> **SUPPLIED ENTRIES**
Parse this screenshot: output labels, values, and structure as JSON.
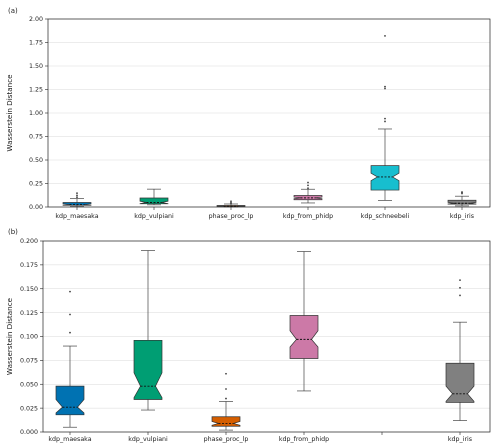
{
  "chart_data": [
    {
      "panel_label": "(a)",
      "type": "box",
      "ylabel": "Wasserstein Distance",
      "ylim": [
        0,
        2.0
      ],
      "yticks": [
        "0.00",
        "0.25",
        "0.50",
        "0.75",
        "1.00",
        "1.25",
        "1.50",
        "1.75",
        "2.00"
      ],
      "ytick_values": [
        0,
        0.25,
        0.5,
        0.75,
        1.0,
        1.25,
        1.5,
        1.75,
        2.0
      ],
      "grid": "horizontal",
      "categories": [
        "kdp_maesaka",
        "kdp_vulpiani",
        "phase_proc_lp",
        "kdp_from_phidp",
        "kdp_schneebeli",
        "kdp_iris"
      ],
      "boxes": [
        {
          "name": "kdp_maesaka",
          "color": "#0072B2",
          "whislo": 0.005,
          "q1": 0.018,
          "med": 0.026,
          "q3": 0.048,
          "whishi": 0.09,
          "notch_lo": 0.02,
          "notch_hi": 0.034,
          "fliers": [
            0.104,
            0.123,
            0.147
          ]
        },
        {
          "name": "kdp_vulpiani",
          "color": "#009E73",
          "whislo": 0.023,
          "q1": 0.034,
          "med": 0.048,
          "q3": 0.096,
          "whishi": 0.19,
          "notch_lo": 0.036,
          "notch_hi": 0.062,
          "fliers": []
        },
        {
          "name": "phase_proc_lp",
          "color": "#D55E00",
          "whislo": 0.002,
          "q1": 0.006,
          "med": 0.009,
          "q3": 0.016,
          "whishi": 0.032,
          "notch_lo": 0.007,
          "notch_hi": 0.011,
          "fliers": [
            0.035,
            0.045,
            0.061
          ]
        },
        {
          "name": "kdp_from_phidp",
          "color": "#CC79A7",
          "whislo": 0.043,
          "q1": 0.077,
          "med": 0.097,
          "q3": 0.122,
          "whishi": 0.189,
          "notch_lo": 0.089,
          "notch_hi": 0.106,
          "fliers": [
            0.2,
            0.23,
            0.26
          ]
        },
        {
          "name": "kdp_schneebeli",
          "color": "#17BECF",
          "whislo": 0.07,
          "q1": 0.18,
          "med": 0.32,
          "q3": 0.44,
          "whishi": 0.83,
          "notch_lo": 0.28,
          "notch_hi": 0.36,
          "fliers": [
            0.91,
            0.94,
            1.26,
            1.28,
            1.82
          ]
        },
        {
          "name": "kdp_iris",
          "color": "#808080",
          "whislo": 0.012,
          "q1": 0.031,
          "med": 0.04,
          "q3": 0.072,
          "whishi": 0.115,
          "notch_lo": 0.032,
          "notch_hi": 0.048,
          "fliers": [
            0.143,
            0.151,
            0.159
          ]
        }
      ]
    },
    {
      "panel_label": "(b)",
      "type": "box",
      "ylabel": "Wasserstein Distance",
      "ylim": [
        0,
        0.2
      ],
      "yticks": [
        "0.000",
        "0.025",
        "0.050",
        "0.075",
        "0.100",
        "0.125",
        "0.150",
        "0.175",
        "0.200"
      ],
      "ytick_values": [
        0,
        0.025,
        0.05,
        0.075,
        0.1,
        0.125,
        0.15,
        0.175,
        0.2
      ],
      "grid": "horizontal",
      "categories": [
        "kdp_maesaka",
        "kdp_vulpiani",
        "phase_proc_lp",
        "kdp_from_phidp",
        "",
        "kdp_iris"
      ],
      "boxes": [
        {
          "name": "kdp_maesaka",
          "color": "#0072B2",
          "whislo": 0.005,
          "q1": 0.018,
          "med": 0.026,
          "q3": 0.048,
          "whishi": 0.09,
          "notch_lo": 0.02,
          "notch_hi": 0.034,
          "fliers": [
            0.104,
            0.123,
            0.147
          ]
        },
        {
          "name": "kdp_vulpiani",
          "color": "#009E73",
          "whislo": 0.023,
          "q1": 0.034,
          "med": 0.048,
          "q3": 0.096,
          "whishi": 0.19,
          "notch_lo": 0.036,
          "notch_hi": 0.062,
          "fliers": []
        },
        {
          "name": "phase_proc_lp",
          "color": "#D55E00",
          "whislo": 0.002,
          "q1": 0.006,
          "med": 0.009,
          "q3": 0.016,
          "whishi": 0.032,
          "notch_lo": 0.007,
          "notch_hi": 0.011,
          "fliers": [
            0.035,
            0.045,
            0.061
          ]
        },
        {
          "name": "kdp_from_phidp",
          "color": "#CC79A7",
          "whislo": 0.043,
          "q1": 0.077,
          "med": 0.097,
          "q3": 0.122,
          "whishi": 0.189,
          "notch_lo": 0.089,
          "notch_hi": 0.106,
          "fliers": []
        },
        {
          "name": "kdp_iris",
          "color": "#808080",
          "whislo": 0.012,
          "q1": 0.031,
          "med": 0.04,
          "q3": 0.072,
          "whishi": 0.115,
          "notch_lo": 0.032,
          "notch_hi": 0.048,
          "fliers": [
            0.143,
            0.151,
            0.159
          ]
        }
      ]
    }
  ]
}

> **WHAT YOU WILL DO**
Return every line of the records exactly as given, pictures excluded.

> **OUTPUT FOR THIS EXERCISE**
Parse this screenshot: output labels, values, and structure as JSON.
{
  "chart_data": [
    {
      "panel_label": "(a)",
      "type": "box",
      "ylabel": "Wasserstein Distance",
      "ylim": [
        0,
        2.0
      ],
      "yticks": [
        "0.00",
        "0.25",
        "0.50",
        "0.75",
        "1.00",
        "1.25",
        "1.50",
        "1.75",
        "2.00"
      ],
      "ytick_values": [
        0,
        0.25,
        0.5,
        0.75,
        1.0,
        1.25,
        1.5,
        1.75,
        2.0
      ],
      "grid": "horizontal",
      "categories": [
        "kdp_maesaka",
        "kdp_vulpiani",
        "phase_proc_lp",
        "kdp_from_phidp",
        "kdp_schneebeli",
        "kdp_iris"
      ],
      "boxes": [
        {
          "name": "kdp_maesaka",
          "color": "#0072B2",
          "whislo": 0.005,
          "q1": 0.018,
          "med": 0.026,
          "q3": 0.048,
          "whishi": 0.09,
          "notch_lo": 0.02,
          "notch_hi": 0.034,
          "fliers": [
            0.104,
            0.123,
            0.147
          ]
        },
        {
          "name": "kdp_vulpiani",
          "color": "#009E73",
          "whislo": 0.023,
          "q1": 0.034,
          "med": 0.048,
          "q3": 0.096,
          "whishi": 0.19,
          "notch_lo": 0.036,
          "notch_hi": 0.062,
          "fliers": []
        },
        {
          "name": "phase_proc_lp",
          "color": "#D55E00",
          "whislo": 0.002,
          "q1": 0.006,
          "med": 0.009,
          "q3": 0.016,
          "whishi": 0.032,
          "notch_lo": 0.007,
          "notch_hi": 0.011,
          "fliers": [
            0.035,
            0.045,
            0.061
          ]
        },
        {
          "name": "kdp_from_phidp",
          "color": "#CC79A7",
          "whislo": 0.043,
          "q1": 0.077,
          "med": 0.097,
          "q3": 0.122,
          "whishi": 0.189,
          "notch_lo": 0.089,
          "notch_hi": 0.106,
          "fliers": [
            0.2,
            0.23,
            0.26
          ]
        },
        {
          "name": "kdp_schneebeli",
          "color": "#17BECF",
          "whislo": 0.07,
          "q1": 0.18,
          "med": 0.32,
          "q3": 0.44,
          "whishi": 0.83,
          "notch_lo": 0.28,
          "notch_hi": 0.36,
          "fliers": [
            0.91,
            0.94,
            1.26,
            1.28,
            1.82
          ]
        },
        {
          "name": "kdp_iris",
          "color": "#808080",
          "whislo": 0.012,
          "q1": 0.031,
          "med": 0.04,
          "q3": 0.072,
          "whishi": 0.115,
          "notch_lo": 0.032,
          "notch_hi": 0.048,
          "fliers": [
            0.143,
            0.151,
            0.159
          ]
        }
      ]
    },
    {
      "panel_label": "(b)",
      "type": "box",
      "ylabel": "Wasserstein Distance",
      "ylim": [
        0,
        0.2
      ],
      "yticks": [
        "0.000",
        "0.025",
        "0.050",
        "0.075",
        "0.100",
        "0.125",
        "0.150",
        "0.175",
        "0.200"
      ],
      "ytick_values": [
        0,
        0.025,
        0.05,
        0.075,
        0.1,
        0.125,
        0.15,
        0.175,
        0.2
      ],
      "grid": "horizontal",
      "categories": [
        "kdp_maesaka",
        "kdp_vulpiani",
        "phase_proc_lp",
        "kdp_from_phidp",
        "",
        "kdp_iris"
      ],
      "boxes": [
        {
          "name": "kdp_maesaka",
          "color": "#0072B2",
          "whislo": 0.005,
          "q1": 0.018,
          "med": 0.026,
          "q3": 0.048,
          "whishi": 0.09,
          "notch_lo": 0.02,
          "notch_hi": 0.034,
          "fliers": [
            0.104,
            0.123,
            0.147
          ]
        },
        {
          "name": "kdp_vulpiani",
          "color": "#009E73",
          "whislo": 0.023,
          "q1": 0.034,
          "med": 0.048,
          "q3": 0.096,
          "whishi": 0.19,
          "notch_lo": 0.036,
          "notch_hi": 0.062,
          "fliers": []
        },
        {
          "name": "phase_proc_lp",
          "color": "#D55E00",
          "whislo": 0.002,
          "q1": 0.006,
          "med": 0.009,
          "q3": 0.016,
          "whishi": 0.032,
          "notch_lo": 0.007,
          "notch_hi": 0.011,
          "fliers": [
            0.035,
            0.045,
            0.061
          ]
        },
        {
          "name": "kdp_from_phidp",
          "color": "#CC79A7",
          "whislo": 0.043,
          "q1": 0.077,
          "med": 0.097,
          "q3": 0.122,
          "whishi": 0.189,
          "notch_lo": 0.089,
          "notch_hi": 0.106,
          "fliers": []
        },
        {
          "name": "kdp_iris",
          "color": "#808080",
          "whislo": 0.012,
          "q1": 0.031,
          "med": 0.04,
          "q3": 0.072,
          "whishi": 0.115,
          "notch_lo": 0.032,
          "notch_hi": 0.048,
          "fliers": [
            0.143,
            0.151,
            0.159
          ]
        }
      ]
    }
  ]
}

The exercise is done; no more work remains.